_REQUIRED WORK_
Retype the full set of records. Keep every character identical.

_THE RECORDS_
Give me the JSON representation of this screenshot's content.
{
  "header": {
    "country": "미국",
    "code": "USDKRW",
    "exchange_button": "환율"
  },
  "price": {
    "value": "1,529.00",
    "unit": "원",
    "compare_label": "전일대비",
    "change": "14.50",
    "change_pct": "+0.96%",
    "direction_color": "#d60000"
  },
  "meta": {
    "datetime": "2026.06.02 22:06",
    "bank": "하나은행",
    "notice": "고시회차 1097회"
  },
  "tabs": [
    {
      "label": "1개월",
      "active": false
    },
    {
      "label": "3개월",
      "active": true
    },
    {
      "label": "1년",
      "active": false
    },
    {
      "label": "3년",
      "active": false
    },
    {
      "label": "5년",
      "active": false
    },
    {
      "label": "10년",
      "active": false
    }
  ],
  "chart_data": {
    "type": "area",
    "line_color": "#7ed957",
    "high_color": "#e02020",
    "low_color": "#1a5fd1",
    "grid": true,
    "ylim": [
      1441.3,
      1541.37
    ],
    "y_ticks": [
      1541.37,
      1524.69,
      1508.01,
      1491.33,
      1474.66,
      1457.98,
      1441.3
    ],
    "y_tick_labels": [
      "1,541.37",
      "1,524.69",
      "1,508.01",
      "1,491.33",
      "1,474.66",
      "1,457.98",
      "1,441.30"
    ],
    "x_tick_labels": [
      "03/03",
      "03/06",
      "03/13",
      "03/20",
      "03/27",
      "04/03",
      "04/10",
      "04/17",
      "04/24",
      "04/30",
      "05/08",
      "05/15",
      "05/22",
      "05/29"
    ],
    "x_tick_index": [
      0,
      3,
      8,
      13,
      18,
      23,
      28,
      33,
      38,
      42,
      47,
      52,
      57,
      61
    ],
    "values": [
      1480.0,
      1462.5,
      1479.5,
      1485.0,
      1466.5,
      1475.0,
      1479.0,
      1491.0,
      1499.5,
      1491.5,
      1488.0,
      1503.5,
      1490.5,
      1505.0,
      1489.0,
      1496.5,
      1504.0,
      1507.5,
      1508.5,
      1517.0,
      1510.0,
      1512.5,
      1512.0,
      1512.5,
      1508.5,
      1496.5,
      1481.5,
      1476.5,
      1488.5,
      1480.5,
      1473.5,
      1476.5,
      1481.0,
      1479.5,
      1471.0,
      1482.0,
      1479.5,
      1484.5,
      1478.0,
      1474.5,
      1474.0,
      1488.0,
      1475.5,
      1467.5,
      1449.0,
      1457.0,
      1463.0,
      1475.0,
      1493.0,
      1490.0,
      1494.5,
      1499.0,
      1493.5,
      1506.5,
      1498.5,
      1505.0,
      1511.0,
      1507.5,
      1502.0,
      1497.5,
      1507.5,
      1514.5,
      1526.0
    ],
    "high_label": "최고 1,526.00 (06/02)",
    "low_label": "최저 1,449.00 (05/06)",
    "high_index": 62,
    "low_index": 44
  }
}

_OUTPUT_
Give me the JSON representation of this screenshot's content.
{
  "header": {
    "country": "미국",
    "code": "USDKRW",
    "exchange_button": "환율"
  },
  "price": {
    "value": "1,529.00",
    "unit": "원",
    "compare_label": "전일대비",
    "change": "14.50",
    "change_pct": "+0.96%",
    "direction_color": "#d60000"
  },
  "meta": {
    "datetime": "2026.06.02 22:06",
    "bank": "하나은행",
    "notice": "고시회차 1097회"
  },
  "tabs": [
    {
      "label": "1개월",
      "active": false
    },
    {
      "label": "3개월",
      "active": true
    },
    {
      "label": "1년",
      "active": false
    },
    {
      "label": "3년",
      "active": false
    },
    {
      "label": "5년",
      "active": false
    },
    {
      "label": "10년",
      "active": false
    }
  ],
  "chart_data": {
    "type": "area",
    "line_color": "#7ed957",
    "high_color": "#e02020",
    "low_color": "#1a5fd1",
    "grid": true,
    "ylim": [
      1441.3,
      1541.37
    ],
    "y_ticks": [
      1541.37,
      1524.69,
      1508.01,
      1491.33,
      1474.66,
      1457.98,
      1441.3
    ],
    "y_tick_labels": [
      "1,541.37",
      "1,524.69",
      "1,508.01",
      "1,491.33",
      "1,474.66",
      "1,457.98",
      "1,441.30"
    ],
    "x_tick_labels": [
      "03/03",
      "03/06",
      "03/13",
      "03/20",
      "03/27",
      "04/03",
      "04/10",
      "04/17",
      "04/24",
      "04/30",
      "05/08",
      "05/15",
      "05/22",
      "05/29"
    ],
    "x_tick_index": [
      0,
      3,
      8,
      13,
      18,
      23,
      28,
      33,
      38,
      42,
      47,
      52,
      57,
      61
    ],
    "values": [
      1480.0,
      1462.5,
      1479.5,
      1485.0,
      1466.5,
      1475.0,
      1479.0,
      1491.0,
      1499.5,
      1491.5,
      1488.0,
      1503.5,
      1490.5,
      1505.0,
      1489.0,
      1496.5,
      1504.0,
      1507.5,
      1508.5,
      1517.0,
      1510.0,
      1512.5,
      1512.0,
      1512.5,
      1508.5,
      1496.5,
      1481.5,
      1476.5,
      1488.5,
      1480.5,
      1473.5,
      1476.5,
      1481.0,
      1479.5,
      1471.0,
      1482.0,
      1479.5,
      1484.5,
      1478.0,
      1474.5,
      1474.0,
      1488.0,
      1475.5,
      1467.5,
      1449.0,
      1457.0,
      1463.0,
      1475.0,
      1493.0,
      1490.0,
      1494.5,
      1499.0,
      1493.5,
      1506.5,
      1498.5,
      1505.0,
      1511.0,
      1507.5,
      1502.0,
      1497.5,
      1507.5,
      1514.5,
      1526.0
    ],
    "high_label": "최고 1,526.00 (06/02)",
    "low_label": "최저 1,449.00 (05/06)",
    "high_index": 62,
    "low_index": 44
  }
}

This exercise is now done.